Scan the lines and state how many carry "pendiri". Leave out everything but the number.
──────── Available data
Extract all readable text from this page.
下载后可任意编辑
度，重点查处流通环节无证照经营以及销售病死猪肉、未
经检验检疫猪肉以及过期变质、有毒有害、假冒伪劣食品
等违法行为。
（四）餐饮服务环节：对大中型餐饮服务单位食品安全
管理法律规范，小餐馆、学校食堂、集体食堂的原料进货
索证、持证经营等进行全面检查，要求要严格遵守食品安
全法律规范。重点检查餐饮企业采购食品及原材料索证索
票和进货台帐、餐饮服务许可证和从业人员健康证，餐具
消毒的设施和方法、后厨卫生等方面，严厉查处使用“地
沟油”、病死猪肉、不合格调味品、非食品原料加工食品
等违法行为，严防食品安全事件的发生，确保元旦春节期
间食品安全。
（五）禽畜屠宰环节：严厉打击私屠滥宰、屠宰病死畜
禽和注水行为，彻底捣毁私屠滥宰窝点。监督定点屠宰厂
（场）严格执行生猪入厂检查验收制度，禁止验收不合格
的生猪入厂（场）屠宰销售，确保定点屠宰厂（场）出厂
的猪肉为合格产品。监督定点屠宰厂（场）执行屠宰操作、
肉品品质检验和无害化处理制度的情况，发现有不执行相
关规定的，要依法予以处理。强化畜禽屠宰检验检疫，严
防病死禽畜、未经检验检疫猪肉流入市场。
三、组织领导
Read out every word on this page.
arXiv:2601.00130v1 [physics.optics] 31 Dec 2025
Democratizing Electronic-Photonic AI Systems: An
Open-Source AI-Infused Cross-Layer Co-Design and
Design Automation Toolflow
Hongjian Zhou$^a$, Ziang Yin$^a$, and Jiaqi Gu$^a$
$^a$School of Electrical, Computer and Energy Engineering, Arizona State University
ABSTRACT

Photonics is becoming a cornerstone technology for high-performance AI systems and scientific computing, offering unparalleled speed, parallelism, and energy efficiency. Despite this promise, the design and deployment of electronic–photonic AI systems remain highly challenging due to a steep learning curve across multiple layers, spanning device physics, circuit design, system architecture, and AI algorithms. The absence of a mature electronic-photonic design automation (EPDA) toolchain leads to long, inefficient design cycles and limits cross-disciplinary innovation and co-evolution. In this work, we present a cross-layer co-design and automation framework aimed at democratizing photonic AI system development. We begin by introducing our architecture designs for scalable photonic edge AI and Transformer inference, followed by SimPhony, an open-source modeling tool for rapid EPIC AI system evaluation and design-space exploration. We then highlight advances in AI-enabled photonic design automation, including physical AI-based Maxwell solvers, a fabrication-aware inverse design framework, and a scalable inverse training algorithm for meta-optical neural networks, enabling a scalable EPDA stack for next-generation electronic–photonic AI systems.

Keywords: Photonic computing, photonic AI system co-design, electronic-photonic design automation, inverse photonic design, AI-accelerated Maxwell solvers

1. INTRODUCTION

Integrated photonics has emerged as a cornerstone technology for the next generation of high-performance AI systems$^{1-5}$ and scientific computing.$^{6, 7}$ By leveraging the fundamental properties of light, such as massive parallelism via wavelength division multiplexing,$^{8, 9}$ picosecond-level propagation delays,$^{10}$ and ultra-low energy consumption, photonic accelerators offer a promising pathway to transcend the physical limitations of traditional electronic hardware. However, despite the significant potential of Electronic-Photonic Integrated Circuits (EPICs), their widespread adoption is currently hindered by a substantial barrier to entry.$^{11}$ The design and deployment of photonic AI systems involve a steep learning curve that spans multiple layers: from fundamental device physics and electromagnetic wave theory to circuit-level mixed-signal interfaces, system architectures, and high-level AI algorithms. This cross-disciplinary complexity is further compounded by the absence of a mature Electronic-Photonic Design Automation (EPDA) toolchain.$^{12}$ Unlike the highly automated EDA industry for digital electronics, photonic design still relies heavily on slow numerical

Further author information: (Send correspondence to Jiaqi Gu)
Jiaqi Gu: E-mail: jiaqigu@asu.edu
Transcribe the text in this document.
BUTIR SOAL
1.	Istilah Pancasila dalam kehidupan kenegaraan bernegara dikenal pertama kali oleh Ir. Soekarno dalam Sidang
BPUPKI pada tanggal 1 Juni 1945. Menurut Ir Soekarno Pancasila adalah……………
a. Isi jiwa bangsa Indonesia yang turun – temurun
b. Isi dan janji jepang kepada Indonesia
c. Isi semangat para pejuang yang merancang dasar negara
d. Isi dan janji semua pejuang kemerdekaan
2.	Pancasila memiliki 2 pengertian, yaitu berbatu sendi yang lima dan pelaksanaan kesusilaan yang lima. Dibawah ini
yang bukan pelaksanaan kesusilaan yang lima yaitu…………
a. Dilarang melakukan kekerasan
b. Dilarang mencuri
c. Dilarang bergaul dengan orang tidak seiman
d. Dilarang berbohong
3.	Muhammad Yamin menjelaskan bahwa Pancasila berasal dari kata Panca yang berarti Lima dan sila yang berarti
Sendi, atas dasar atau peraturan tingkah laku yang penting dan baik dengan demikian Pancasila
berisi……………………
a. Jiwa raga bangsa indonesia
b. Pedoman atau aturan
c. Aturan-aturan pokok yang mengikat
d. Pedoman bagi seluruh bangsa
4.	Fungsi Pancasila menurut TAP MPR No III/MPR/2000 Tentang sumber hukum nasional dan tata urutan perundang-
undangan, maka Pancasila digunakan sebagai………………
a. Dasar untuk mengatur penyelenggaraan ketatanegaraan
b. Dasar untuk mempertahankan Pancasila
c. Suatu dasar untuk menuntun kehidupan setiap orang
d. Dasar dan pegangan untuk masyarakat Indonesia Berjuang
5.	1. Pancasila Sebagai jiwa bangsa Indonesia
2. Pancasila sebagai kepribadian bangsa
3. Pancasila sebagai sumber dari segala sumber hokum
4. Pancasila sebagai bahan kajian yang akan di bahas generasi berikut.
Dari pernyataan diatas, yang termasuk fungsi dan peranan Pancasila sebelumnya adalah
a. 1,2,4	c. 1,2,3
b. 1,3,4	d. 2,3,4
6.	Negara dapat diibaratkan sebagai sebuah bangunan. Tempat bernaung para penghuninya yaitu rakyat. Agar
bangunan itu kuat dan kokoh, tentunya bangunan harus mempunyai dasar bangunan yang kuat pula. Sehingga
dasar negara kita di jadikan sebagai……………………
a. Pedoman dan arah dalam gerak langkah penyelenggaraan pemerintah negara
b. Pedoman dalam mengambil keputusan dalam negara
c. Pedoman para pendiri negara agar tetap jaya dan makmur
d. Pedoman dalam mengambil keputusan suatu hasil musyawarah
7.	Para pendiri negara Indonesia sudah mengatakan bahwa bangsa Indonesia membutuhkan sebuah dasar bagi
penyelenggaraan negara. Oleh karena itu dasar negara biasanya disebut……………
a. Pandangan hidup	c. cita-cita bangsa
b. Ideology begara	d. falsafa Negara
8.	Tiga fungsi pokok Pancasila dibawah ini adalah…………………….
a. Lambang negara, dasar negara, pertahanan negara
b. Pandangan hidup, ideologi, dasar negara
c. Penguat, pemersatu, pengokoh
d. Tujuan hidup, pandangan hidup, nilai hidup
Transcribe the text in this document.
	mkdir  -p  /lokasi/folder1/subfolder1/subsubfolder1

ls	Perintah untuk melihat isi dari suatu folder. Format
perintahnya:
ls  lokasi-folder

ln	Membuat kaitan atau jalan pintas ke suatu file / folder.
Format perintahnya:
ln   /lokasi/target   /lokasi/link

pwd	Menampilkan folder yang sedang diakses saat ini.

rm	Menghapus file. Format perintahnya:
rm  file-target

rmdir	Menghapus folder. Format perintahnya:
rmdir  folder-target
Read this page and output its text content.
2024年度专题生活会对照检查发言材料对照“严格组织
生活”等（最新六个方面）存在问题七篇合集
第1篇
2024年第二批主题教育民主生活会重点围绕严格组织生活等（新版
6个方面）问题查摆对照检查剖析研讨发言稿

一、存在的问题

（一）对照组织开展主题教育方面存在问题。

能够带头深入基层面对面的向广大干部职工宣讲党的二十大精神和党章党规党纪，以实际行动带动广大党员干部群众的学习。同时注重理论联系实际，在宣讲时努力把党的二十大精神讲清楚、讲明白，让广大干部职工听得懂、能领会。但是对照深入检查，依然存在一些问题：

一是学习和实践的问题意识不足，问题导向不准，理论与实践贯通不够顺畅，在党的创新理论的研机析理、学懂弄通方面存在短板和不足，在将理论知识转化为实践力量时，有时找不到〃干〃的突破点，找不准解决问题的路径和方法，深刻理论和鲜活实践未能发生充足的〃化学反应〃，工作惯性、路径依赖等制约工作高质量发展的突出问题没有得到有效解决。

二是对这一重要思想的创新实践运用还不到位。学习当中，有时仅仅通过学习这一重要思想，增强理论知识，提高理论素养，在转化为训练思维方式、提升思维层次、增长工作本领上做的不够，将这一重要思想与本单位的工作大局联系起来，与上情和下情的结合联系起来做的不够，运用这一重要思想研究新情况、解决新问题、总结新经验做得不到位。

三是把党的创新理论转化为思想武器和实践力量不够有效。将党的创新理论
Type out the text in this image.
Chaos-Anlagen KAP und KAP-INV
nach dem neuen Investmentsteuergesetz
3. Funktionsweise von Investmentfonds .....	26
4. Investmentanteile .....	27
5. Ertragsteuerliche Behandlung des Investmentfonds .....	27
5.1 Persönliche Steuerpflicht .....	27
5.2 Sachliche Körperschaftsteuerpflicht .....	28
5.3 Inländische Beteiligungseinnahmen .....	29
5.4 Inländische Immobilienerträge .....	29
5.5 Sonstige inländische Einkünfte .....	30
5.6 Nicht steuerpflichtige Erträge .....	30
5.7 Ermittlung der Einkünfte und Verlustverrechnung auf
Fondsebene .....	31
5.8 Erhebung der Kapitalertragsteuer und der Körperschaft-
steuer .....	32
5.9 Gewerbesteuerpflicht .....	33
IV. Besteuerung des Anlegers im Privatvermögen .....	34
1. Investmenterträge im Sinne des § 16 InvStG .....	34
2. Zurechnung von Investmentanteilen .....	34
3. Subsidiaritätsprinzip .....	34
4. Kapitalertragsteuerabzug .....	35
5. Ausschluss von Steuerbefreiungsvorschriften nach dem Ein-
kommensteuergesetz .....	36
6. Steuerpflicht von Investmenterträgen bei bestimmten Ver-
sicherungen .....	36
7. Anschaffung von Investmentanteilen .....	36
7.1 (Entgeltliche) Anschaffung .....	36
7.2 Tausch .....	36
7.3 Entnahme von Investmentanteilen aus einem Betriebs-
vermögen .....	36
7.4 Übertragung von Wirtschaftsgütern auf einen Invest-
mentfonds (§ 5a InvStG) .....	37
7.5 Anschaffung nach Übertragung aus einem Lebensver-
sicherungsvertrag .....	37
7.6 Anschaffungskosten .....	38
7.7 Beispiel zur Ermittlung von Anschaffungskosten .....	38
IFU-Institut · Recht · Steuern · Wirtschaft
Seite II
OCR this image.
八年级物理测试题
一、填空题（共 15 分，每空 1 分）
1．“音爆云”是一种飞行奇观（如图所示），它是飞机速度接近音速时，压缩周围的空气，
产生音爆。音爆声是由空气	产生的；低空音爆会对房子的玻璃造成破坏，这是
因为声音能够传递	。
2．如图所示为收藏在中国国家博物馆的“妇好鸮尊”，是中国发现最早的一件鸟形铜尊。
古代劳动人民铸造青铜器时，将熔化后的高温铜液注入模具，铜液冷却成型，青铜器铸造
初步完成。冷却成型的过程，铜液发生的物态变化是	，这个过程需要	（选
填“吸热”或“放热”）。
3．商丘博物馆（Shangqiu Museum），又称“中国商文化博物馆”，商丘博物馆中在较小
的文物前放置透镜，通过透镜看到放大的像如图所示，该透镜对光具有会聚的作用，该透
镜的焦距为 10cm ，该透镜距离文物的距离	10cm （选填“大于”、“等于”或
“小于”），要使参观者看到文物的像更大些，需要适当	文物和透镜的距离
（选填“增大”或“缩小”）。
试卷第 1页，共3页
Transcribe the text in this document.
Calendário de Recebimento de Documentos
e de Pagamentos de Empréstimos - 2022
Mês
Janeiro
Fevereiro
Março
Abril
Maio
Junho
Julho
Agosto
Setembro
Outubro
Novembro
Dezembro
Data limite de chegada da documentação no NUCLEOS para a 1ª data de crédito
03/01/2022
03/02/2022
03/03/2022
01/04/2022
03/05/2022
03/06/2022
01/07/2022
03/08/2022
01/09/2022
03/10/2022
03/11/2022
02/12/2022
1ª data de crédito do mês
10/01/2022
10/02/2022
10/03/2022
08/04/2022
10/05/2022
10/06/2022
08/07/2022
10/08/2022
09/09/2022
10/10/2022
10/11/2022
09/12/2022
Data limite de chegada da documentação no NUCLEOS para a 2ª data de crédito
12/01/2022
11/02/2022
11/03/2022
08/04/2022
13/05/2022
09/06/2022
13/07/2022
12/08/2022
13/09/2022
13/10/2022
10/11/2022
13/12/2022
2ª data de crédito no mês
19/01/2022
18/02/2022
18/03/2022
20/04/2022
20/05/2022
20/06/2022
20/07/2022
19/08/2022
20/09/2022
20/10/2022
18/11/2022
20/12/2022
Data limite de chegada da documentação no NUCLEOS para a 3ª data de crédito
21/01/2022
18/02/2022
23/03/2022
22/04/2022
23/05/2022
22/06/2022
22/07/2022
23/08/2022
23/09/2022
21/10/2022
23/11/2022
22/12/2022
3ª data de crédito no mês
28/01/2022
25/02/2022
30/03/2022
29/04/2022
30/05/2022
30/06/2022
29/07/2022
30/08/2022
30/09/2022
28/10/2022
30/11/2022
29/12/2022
────────────────
**Solution**
2